Data excerpts →

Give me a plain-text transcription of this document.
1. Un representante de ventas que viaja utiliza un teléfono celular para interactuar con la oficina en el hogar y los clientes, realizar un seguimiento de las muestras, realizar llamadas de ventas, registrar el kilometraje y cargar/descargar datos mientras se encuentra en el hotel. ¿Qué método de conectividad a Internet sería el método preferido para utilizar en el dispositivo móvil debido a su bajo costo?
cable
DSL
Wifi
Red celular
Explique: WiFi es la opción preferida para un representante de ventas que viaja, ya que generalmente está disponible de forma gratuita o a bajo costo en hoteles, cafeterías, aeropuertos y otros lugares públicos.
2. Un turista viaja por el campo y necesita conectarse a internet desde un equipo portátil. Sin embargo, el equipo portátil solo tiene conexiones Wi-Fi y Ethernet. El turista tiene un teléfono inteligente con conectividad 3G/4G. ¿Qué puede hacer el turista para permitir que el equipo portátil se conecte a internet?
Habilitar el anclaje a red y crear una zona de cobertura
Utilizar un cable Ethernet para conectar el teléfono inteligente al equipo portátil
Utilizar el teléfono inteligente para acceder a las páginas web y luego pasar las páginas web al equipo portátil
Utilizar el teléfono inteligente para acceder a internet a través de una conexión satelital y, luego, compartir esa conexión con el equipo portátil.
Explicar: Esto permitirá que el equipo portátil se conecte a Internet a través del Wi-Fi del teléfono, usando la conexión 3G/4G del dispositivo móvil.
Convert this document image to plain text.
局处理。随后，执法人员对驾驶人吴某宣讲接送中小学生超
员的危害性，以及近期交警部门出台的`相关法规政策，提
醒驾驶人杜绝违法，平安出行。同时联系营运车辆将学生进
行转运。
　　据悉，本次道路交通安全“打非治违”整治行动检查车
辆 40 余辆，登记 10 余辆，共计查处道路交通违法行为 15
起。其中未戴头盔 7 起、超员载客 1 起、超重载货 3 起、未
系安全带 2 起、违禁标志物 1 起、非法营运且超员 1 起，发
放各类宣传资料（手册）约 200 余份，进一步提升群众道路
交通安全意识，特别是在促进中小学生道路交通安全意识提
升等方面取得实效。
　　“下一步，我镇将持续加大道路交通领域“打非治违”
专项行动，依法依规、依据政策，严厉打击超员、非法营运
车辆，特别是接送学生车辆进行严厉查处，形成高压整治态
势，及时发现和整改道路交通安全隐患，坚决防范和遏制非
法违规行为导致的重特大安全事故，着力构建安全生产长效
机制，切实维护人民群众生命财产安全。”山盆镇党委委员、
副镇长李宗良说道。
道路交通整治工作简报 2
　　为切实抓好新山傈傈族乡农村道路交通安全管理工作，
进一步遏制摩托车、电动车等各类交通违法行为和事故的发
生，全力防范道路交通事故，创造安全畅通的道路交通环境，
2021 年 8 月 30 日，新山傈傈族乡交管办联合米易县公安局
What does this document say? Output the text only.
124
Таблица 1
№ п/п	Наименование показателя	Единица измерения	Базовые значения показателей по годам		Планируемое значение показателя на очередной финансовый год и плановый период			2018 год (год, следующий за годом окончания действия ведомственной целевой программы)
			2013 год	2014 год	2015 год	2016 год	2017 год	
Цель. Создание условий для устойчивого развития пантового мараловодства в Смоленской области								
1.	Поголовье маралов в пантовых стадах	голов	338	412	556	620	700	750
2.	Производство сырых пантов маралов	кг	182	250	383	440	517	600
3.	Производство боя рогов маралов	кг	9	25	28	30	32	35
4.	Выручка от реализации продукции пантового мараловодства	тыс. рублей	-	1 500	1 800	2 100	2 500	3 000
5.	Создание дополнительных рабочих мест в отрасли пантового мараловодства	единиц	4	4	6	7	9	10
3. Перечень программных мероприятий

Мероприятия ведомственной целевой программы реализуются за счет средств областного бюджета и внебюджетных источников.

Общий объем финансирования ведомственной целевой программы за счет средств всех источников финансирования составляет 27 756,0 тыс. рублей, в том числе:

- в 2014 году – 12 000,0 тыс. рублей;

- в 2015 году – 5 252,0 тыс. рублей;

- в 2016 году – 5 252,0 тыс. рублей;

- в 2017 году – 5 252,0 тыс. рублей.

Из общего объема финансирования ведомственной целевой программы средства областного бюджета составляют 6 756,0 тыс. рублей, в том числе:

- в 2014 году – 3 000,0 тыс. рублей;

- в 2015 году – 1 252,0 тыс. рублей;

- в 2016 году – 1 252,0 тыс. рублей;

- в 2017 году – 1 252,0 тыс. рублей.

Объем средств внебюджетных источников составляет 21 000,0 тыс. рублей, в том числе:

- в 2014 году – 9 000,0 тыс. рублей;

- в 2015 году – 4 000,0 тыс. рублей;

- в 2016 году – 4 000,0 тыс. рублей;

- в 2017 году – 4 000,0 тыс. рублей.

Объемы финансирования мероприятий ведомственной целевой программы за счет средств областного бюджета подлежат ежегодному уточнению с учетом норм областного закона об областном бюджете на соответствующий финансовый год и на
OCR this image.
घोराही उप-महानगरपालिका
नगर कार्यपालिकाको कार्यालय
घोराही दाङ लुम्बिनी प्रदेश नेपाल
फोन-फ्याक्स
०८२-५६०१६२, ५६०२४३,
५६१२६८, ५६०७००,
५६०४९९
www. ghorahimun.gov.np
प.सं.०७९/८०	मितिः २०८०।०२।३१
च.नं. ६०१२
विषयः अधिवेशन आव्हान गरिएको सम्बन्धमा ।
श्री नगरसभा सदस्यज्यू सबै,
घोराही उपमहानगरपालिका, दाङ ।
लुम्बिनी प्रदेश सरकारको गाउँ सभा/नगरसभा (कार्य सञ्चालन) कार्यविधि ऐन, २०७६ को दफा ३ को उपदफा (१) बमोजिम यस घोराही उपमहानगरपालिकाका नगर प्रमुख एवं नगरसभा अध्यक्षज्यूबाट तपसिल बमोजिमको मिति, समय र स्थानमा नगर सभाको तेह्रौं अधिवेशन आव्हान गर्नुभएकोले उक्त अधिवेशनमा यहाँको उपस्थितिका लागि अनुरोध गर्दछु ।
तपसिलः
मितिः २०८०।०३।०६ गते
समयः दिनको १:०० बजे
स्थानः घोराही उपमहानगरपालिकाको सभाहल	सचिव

Work instructions → Give nothing but the count of lines in the listing above that hold the string "числе".

Exercise response → 3